Among the entries, which lines carry the string "waypoint"? Copy each of them.

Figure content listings
§ §
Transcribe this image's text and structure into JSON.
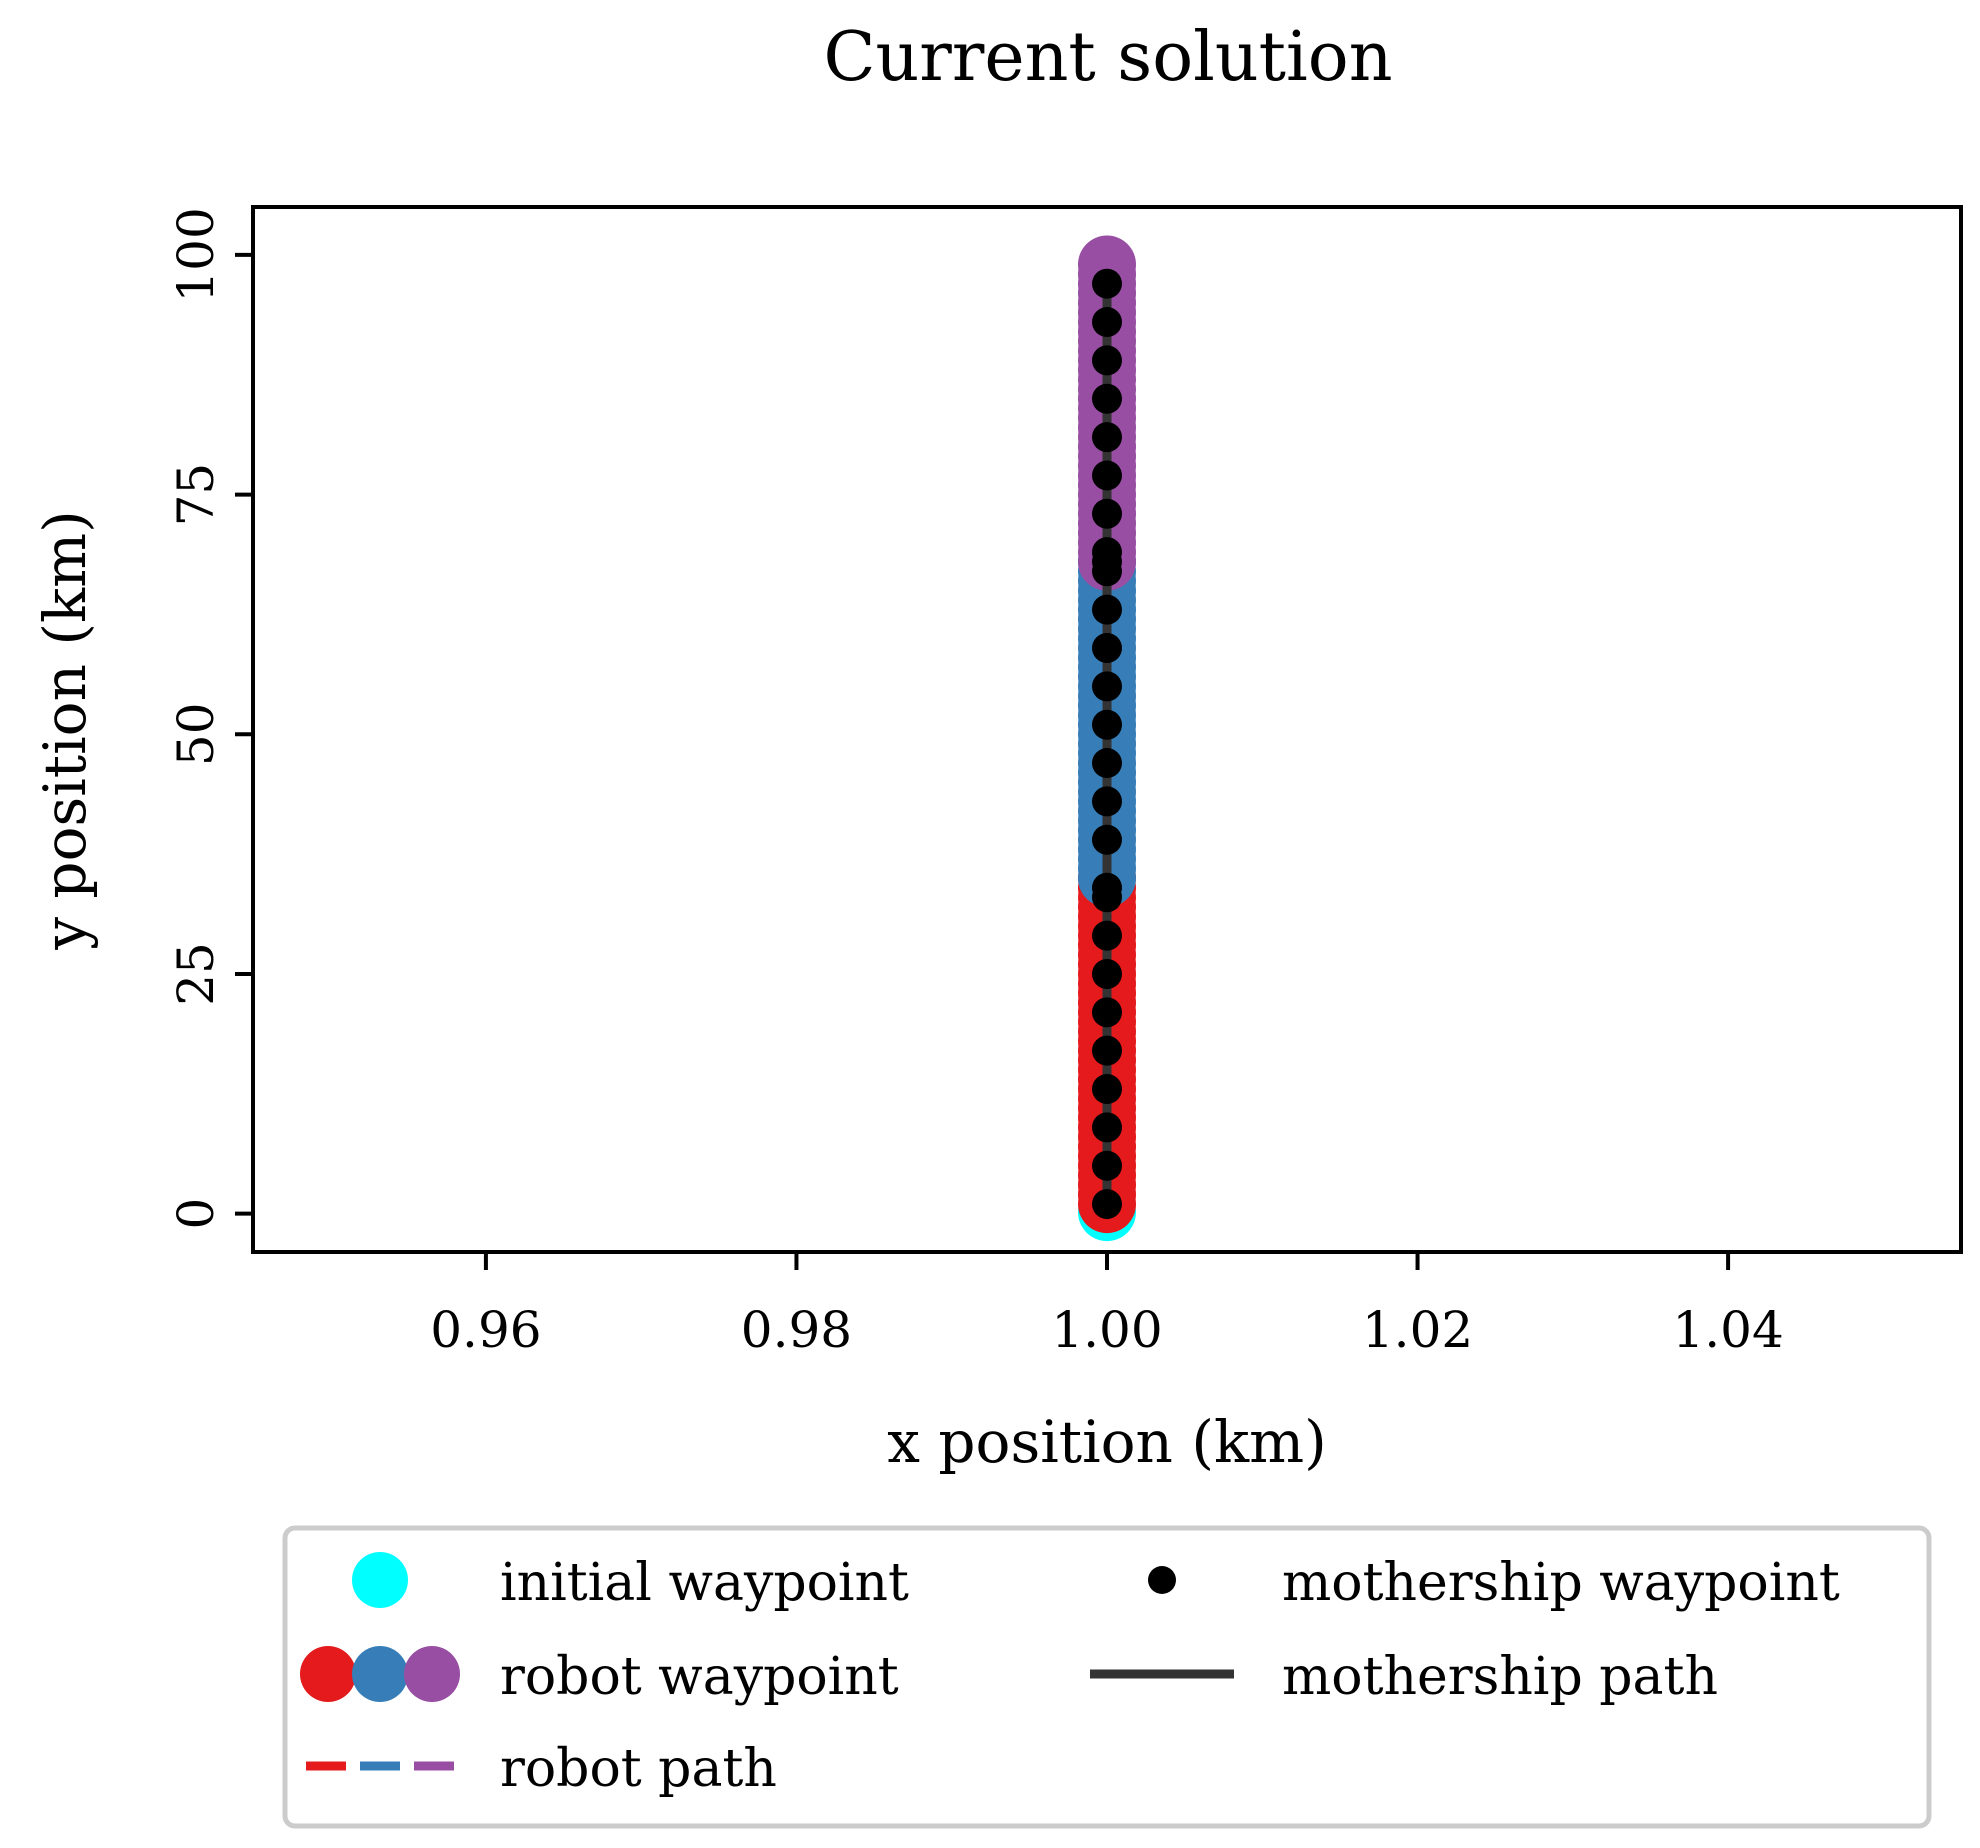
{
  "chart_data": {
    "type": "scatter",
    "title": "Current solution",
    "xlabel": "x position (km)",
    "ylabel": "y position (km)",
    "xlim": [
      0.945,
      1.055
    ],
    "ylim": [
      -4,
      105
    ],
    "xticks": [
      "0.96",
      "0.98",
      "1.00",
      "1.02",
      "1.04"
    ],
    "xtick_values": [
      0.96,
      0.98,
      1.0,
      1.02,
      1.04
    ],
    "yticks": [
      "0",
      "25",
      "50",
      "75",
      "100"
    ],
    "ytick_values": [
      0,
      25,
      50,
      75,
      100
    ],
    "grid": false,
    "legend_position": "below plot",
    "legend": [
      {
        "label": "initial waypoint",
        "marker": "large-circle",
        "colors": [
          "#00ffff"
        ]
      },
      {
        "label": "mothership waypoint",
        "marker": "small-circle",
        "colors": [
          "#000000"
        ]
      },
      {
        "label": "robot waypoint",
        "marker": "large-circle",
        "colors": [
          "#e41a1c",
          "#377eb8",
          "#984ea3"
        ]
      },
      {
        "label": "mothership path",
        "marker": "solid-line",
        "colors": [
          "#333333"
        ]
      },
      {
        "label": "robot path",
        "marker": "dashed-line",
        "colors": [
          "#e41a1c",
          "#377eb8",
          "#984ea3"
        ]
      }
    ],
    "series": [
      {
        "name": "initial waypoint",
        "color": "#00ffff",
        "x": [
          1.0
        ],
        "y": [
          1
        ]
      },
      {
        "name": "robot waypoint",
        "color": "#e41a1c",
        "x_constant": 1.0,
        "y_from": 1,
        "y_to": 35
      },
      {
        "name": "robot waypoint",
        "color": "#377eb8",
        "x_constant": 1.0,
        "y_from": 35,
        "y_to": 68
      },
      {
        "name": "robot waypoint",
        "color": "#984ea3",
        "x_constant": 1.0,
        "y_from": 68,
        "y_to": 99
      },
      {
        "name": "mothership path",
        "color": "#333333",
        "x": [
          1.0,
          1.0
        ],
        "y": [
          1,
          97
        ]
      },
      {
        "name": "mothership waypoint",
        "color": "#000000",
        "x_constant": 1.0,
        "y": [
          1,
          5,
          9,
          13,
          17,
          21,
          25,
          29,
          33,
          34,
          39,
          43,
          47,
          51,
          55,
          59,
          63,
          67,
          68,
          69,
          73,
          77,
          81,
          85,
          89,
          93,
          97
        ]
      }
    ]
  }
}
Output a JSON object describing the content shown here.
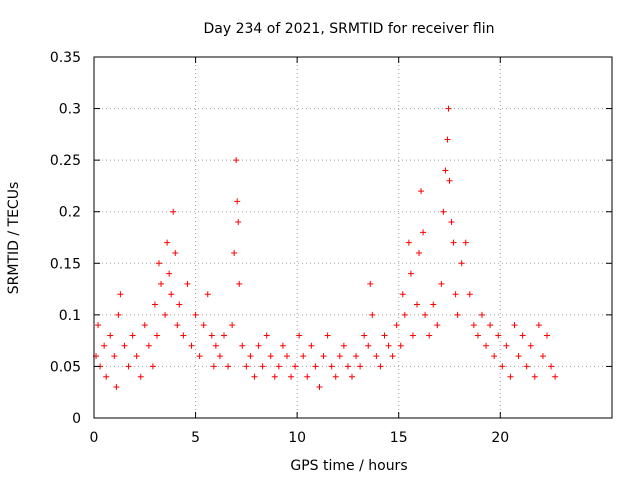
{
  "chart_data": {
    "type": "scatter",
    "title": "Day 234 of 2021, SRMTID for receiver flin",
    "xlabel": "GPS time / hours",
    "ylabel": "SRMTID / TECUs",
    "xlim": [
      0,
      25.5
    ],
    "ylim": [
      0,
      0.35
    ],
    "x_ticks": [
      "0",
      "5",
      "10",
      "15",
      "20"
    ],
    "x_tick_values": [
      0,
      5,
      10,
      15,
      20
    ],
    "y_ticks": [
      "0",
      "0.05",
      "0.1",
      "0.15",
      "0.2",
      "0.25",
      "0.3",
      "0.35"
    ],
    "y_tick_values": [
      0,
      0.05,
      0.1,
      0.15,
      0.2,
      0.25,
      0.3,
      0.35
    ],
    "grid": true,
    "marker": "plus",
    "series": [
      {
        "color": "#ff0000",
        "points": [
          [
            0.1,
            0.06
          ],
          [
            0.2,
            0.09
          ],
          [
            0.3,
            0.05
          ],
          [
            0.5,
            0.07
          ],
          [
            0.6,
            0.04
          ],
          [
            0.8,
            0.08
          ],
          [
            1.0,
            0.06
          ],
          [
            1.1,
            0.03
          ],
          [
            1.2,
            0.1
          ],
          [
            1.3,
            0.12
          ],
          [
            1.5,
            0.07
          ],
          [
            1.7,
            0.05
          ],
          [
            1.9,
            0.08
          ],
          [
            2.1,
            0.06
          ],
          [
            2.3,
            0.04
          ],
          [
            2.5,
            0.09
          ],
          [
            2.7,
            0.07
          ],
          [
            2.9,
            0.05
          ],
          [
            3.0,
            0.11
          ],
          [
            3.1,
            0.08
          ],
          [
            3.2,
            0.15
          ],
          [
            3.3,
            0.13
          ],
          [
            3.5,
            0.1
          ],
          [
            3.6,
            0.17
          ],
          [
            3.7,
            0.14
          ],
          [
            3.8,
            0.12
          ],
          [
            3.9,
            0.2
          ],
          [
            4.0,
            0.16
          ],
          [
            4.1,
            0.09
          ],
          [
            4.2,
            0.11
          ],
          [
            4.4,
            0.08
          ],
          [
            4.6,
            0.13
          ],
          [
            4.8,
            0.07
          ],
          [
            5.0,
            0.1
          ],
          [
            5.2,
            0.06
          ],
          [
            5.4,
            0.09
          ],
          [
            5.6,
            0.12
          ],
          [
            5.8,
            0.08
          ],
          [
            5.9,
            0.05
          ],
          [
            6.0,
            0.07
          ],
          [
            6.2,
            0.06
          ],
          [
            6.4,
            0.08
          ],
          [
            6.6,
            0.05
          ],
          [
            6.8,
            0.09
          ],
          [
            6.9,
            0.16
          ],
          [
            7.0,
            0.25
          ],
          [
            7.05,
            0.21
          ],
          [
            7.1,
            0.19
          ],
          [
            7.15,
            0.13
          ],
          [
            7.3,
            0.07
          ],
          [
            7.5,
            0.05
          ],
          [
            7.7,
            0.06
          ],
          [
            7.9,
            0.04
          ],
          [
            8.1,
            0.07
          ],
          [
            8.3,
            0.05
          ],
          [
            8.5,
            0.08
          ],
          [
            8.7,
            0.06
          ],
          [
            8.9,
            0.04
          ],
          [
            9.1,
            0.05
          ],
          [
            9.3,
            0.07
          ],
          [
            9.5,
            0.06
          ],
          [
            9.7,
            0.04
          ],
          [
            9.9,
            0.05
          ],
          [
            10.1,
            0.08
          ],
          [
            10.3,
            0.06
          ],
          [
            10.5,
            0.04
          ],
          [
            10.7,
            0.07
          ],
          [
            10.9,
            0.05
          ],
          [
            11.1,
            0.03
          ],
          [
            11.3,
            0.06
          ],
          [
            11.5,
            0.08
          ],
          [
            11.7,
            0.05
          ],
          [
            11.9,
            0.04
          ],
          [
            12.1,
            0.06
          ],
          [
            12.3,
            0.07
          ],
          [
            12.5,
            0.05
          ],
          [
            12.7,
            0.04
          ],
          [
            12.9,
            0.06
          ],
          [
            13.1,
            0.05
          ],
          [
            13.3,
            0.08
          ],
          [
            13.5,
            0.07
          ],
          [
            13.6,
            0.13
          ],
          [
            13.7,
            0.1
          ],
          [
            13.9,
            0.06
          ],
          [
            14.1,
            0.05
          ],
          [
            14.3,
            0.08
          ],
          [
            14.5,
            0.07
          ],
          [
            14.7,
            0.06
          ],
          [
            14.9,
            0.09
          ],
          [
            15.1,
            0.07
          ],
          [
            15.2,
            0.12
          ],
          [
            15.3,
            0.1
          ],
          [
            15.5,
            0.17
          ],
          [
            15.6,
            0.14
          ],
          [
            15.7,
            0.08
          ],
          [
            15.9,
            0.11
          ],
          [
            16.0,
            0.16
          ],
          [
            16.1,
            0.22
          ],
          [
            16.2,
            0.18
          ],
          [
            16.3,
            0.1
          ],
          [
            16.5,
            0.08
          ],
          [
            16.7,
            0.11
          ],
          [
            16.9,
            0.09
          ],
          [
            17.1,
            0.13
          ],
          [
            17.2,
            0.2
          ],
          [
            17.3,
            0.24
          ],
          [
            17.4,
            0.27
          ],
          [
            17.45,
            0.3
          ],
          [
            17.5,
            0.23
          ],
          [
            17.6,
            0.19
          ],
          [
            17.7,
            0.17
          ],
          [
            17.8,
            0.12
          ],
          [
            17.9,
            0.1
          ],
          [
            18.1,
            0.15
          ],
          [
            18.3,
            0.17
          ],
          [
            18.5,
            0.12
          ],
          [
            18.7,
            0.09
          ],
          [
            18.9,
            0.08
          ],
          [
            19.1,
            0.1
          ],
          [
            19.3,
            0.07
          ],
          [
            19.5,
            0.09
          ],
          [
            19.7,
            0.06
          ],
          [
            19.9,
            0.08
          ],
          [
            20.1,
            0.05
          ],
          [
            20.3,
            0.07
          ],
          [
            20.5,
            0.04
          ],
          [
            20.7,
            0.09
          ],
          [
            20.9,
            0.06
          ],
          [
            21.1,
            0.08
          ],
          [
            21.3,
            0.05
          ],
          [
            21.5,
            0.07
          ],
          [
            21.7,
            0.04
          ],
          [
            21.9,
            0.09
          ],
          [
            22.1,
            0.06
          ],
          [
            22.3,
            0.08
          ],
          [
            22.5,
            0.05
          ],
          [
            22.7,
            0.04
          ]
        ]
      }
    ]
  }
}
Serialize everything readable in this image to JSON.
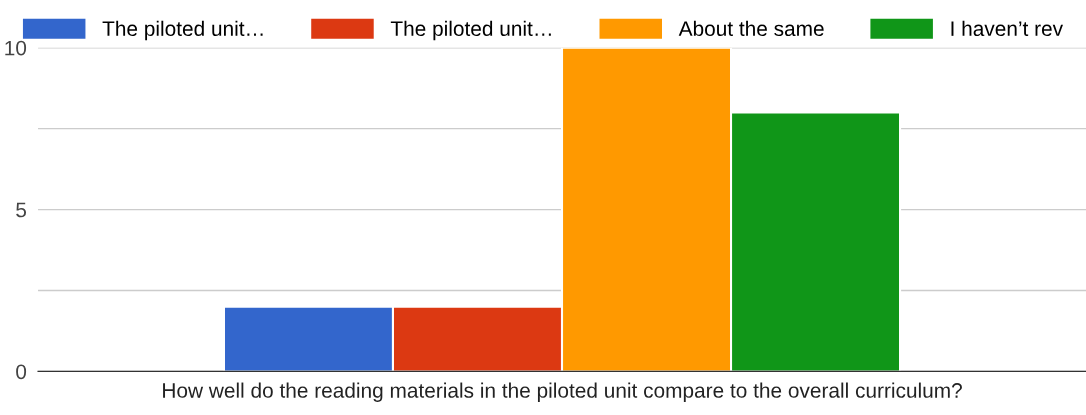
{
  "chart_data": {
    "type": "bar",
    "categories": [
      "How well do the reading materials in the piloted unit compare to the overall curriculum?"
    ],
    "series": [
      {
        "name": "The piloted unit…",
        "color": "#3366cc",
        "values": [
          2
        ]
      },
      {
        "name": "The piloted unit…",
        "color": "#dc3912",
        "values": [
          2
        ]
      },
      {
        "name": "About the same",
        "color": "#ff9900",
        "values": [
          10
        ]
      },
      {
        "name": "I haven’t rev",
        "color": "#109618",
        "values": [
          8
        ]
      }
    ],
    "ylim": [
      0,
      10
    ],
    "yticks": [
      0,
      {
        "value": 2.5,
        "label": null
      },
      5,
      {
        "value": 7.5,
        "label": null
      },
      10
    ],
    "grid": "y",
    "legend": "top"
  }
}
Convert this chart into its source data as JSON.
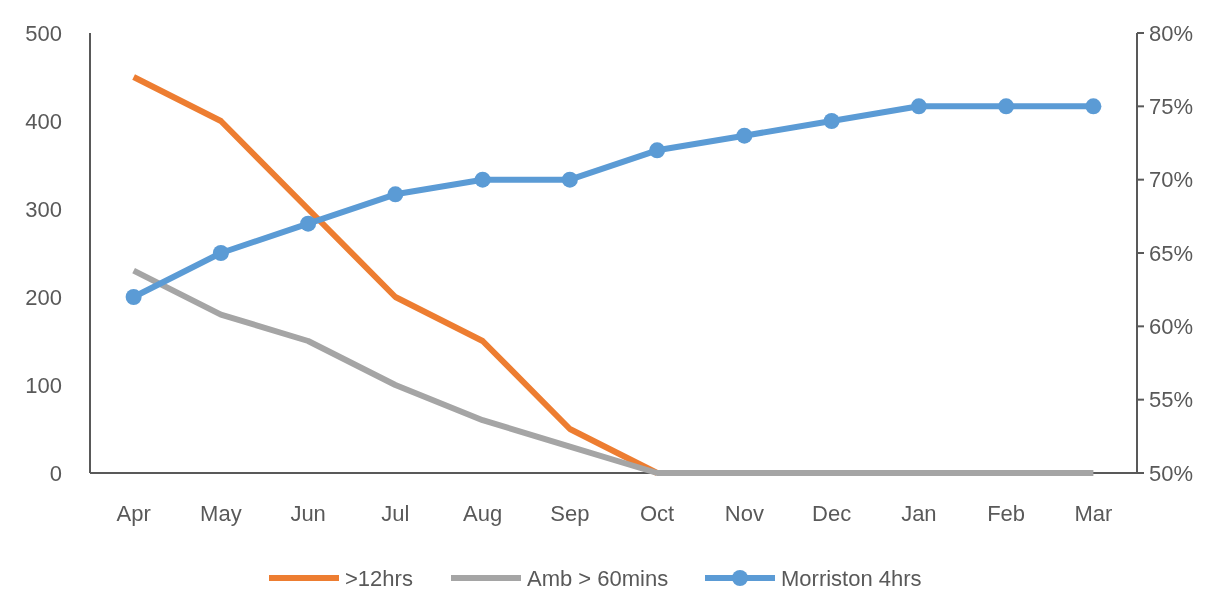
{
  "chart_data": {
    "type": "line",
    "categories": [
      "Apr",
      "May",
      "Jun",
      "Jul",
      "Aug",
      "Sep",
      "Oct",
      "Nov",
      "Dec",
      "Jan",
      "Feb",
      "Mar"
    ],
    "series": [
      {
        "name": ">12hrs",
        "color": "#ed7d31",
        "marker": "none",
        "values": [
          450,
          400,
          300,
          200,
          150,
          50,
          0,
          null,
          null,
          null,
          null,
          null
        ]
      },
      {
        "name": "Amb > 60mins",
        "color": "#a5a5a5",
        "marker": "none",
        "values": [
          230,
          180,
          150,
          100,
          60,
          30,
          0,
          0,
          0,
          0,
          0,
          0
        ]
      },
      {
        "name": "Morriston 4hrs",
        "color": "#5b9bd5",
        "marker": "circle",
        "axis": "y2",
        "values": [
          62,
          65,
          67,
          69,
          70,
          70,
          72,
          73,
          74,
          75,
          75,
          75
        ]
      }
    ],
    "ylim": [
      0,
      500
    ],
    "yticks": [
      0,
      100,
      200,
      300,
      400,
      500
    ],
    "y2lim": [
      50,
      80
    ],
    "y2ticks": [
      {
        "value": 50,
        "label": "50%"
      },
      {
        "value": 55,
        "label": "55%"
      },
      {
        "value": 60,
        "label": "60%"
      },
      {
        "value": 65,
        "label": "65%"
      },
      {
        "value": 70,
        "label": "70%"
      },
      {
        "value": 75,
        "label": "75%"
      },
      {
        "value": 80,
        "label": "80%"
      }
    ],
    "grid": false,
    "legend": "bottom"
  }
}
§ §
:: Task answer ::
        "label": "initial waypoint",
        "label": "mothership waypoint",
        "label": "robot waypoint",
        "name": "initial waypoint",
        "name": "robot waypoint",
        "name": "robot waypoint",
        "name": "robot waypoint",
        "name": "mothership waypoint",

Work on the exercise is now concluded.